* begin *
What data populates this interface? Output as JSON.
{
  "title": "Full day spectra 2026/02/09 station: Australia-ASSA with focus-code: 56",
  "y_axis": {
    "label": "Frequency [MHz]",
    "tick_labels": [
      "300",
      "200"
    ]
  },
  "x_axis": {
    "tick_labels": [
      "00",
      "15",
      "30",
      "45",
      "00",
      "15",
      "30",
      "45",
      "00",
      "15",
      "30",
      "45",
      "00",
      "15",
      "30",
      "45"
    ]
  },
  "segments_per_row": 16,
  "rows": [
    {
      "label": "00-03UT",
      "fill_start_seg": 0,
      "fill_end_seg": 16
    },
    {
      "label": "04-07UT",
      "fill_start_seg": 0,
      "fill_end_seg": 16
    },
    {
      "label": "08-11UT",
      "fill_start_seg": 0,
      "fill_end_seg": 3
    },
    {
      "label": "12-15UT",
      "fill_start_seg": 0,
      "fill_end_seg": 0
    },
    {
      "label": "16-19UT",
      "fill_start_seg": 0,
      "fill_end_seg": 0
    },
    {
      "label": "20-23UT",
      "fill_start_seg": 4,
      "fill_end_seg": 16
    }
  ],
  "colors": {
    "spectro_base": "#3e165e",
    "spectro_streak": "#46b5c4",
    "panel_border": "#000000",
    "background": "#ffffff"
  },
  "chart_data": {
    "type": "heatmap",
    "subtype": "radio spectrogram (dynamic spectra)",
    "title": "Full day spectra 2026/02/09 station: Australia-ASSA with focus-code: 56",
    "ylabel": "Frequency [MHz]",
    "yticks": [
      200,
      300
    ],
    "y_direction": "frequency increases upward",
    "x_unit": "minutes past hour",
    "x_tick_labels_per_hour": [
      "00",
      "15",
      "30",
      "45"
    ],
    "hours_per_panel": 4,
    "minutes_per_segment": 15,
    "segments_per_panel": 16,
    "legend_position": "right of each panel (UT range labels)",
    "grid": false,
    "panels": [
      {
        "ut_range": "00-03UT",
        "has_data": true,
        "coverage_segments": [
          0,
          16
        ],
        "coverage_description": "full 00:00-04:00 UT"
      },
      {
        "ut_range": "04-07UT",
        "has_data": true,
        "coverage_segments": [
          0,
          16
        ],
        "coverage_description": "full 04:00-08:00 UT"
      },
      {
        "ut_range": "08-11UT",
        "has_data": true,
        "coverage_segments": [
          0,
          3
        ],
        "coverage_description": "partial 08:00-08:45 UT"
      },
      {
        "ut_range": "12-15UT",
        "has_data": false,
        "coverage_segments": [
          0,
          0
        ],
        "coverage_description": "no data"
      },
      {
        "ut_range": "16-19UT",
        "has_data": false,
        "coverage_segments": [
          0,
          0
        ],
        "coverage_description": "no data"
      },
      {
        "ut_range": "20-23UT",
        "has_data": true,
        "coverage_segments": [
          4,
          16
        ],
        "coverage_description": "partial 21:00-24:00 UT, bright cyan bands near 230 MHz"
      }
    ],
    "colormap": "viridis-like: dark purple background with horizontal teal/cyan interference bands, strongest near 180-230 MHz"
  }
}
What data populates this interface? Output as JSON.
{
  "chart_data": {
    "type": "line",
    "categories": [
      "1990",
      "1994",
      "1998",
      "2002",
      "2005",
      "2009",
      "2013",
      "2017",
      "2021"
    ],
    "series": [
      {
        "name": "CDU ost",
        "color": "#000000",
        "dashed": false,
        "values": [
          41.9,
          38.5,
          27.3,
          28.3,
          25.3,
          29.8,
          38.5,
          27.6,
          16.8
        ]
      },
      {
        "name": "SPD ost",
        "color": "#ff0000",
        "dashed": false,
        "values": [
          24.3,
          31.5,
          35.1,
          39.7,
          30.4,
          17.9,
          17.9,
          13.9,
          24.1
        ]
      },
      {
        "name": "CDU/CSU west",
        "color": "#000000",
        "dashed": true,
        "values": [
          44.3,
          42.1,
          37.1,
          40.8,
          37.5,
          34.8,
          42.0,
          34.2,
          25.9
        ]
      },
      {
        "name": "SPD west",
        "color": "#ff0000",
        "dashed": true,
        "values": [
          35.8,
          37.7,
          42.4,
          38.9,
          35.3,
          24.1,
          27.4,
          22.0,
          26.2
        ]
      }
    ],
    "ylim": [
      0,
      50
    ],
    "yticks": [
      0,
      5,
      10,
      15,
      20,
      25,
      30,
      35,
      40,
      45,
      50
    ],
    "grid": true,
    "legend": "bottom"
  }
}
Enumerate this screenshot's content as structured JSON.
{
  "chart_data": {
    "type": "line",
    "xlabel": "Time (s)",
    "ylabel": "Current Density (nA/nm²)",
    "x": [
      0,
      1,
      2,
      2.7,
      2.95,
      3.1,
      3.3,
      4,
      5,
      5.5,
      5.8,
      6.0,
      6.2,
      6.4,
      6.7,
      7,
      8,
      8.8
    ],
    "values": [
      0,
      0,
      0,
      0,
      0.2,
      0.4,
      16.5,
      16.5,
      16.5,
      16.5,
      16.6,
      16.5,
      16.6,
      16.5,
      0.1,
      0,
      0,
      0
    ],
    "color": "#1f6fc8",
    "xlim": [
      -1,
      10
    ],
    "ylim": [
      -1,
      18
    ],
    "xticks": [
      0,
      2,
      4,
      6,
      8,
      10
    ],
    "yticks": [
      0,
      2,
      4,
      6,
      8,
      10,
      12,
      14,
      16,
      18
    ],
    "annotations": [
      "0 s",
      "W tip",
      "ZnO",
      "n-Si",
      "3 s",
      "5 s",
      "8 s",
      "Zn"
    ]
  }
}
* end *
▶ [EXERCISE OBJECTIVE]
Report how many lines of the records above contain the word "spectra", and give only that number.

▶ [WRITTEN RESPONSE]
3